- _Your instructions_
Set out every line bearing the string "title".

>> start Provided data

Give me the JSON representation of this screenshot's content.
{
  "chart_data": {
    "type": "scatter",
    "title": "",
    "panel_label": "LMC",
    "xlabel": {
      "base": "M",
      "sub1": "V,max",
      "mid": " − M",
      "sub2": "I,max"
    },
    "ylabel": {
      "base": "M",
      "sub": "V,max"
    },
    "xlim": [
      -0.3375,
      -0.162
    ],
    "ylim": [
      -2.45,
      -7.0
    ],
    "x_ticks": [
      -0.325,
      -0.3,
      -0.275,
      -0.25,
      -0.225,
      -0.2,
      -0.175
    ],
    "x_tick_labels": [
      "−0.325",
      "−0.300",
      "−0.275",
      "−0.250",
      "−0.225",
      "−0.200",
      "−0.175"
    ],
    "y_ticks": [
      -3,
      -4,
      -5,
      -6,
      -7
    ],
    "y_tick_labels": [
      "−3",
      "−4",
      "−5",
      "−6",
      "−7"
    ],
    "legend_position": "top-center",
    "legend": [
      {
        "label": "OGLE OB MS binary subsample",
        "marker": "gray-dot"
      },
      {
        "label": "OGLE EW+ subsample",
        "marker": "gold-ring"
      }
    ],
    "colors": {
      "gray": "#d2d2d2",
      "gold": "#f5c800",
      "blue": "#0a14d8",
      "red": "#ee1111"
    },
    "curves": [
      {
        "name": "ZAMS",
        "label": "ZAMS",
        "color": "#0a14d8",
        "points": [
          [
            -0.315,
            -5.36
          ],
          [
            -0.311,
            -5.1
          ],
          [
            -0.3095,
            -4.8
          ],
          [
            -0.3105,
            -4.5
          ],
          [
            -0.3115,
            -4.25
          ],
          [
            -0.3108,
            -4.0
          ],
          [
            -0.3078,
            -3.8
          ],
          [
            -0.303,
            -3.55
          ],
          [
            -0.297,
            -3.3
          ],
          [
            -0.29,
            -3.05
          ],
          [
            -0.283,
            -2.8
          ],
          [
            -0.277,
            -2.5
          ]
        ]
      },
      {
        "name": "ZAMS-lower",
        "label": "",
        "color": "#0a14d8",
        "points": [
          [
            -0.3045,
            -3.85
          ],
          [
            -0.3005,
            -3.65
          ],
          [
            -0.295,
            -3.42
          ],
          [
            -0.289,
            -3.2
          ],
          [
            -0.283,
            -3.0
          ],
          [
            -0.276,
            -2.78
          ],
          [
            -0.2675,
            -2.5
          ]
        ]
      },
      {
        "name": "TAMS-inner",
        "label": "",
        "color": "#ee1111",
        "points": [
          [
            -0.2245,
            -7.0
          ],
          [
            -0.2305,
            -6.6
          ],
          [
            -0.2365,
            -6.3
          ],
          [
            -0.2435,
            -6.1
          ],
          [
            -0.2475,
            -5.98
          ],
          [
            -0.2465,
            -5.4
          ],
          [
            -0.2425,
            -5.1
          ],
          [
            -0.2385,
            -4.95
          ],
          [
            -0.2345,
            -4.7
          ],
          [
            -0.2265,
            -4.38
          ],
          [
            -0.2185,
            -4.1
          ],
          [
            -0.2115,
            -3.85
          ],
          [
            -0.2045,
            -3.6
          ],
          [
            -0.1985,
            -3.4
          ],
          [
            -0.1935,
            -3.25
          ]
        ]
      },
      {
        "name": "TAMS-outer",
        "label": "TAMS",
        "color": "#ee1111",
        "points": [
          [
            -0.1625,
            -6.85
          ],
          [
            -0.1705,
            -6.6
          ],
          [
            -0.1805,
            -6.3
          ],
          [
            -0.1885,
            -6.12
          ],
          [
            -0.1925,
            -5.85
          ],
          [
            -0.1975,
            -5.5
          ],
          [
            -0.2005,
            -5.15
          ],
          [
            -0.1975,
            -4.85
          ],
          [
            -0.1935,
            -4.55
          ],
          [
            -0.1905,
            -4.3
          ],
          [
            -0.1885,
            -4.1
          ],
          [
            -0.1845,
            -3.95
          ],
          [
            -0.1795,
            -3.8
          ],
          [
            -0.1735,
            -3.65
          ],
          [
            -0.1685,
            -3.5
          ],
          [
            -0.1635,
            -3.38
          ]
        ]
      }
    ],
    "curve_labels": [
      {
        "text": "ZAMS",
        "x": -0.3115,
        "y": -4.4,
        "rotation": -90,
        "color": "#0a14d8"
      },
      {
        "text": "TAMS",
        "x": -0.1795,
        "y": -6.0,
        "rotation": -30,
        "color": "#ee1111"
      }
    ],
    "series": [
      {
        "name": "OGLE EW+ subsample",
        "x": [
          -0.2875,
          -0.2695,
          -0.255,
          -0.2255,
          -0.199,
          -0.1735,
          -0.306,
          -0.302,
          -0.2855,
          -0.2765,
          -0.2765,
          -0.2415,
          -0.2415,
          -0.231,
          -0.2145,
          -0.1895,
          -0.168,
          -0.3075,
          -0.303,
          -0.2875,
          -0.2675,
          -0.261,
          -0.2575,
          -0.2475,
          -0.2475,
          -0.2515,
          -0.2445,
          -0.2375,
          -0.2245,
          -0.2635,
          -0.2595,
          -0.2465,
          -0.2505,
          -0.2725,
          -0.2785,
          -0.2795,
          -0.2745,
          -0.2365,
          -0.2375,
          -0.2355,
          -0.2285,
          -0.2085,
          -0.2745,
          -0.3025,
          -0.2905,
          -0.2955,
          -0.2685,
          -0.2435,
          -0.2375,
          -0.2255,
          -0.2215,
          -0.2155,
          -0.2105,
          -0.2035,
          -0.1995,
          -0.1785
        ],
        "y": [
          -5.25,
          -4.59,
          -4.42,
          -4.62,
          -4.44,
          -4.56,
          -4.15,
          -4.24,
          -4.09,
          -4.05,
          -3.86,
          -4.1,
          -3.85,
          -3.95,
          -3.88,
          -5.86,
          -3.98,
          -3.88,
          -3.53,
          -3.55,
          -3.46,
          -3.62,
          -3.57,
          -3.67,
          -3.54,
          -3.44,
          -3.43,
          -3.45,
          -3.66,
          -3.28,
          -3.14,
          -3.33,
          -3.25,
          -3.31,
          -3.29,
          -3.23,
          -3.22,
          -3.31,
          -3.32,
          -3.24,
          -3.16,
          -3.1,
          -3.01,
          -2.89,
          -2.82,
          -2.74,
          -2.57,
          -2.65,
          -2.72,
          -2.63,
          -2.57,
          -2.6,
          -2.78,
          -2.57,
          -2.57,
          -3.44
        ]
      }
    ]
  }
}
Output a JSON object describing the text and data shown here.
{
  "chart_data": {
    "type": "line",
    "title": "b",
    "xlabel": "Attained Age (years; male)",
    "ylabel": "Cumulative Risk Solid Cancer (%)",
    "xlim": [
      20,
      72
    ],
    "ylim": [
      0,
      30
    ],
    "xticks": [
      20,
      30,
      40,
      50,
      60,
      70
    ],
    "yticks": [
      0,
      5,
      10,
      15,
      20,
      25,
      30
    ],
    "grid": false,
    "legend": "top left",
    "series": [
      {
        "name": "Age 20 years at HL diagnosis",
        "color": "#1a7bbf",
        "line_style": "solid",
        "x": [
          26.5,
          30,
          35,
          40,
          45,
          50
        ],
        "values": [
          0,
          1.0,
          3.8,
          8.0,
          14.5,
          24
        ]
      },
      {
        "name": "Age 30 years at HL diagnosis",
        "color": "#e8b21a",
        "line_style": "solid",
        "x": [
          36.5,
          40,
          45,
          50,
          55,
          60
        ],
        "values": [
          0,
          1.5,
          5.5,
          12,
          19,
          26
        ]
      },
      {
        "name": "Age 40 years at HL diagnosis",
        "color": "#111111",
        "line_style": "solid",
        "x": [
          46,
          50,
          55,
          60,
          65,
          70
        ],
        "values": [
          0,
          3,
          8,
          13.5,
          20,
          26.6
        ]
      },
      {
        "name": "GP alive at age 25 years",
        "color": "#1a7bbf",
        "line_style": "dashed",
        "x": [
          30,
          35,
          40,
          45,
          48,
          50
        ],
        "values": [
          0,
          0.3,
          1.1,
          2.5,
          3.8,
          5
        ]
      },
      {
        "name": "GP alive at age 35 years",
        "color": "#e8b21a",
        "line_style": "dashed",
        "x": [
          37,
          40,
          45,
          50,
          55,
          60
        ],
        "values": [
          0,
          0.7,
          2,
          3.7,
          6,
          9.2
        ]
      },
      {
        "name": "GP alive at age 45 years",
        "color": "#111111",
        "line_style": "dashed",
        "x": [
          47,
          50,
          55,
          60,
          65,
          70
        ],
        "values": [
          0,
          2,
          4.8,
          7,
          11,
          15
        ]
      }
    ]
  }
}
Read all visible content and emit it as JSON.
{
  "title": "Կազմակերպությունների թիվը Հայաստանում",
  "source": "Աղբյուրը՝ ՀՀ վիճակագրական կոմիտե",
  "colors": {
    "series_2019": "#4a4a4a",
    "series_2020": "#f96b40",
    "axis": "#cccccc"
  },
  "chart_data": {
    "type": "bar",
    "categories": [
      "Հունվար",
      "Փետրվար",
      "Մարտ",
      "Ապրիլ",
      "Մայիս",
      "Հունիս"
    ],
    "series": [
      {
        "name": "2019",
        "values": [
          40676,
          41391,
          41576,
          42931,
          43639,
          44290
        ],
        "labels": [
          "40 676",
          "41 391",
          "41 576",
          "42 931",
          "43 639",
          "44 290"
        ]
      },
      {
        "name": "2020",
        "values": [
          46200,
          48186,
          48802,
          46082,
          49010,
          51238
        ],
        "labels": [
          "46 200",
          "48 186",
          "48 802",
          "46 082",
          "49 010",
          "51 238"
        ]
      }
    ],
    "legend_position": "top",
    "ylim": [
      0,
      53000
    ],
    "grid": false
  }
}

>> end Provided data

- _Final result_
    "title": "",
    "title": "b",
  "title": "Կազմակերպությունների թիվը Հայաստանում",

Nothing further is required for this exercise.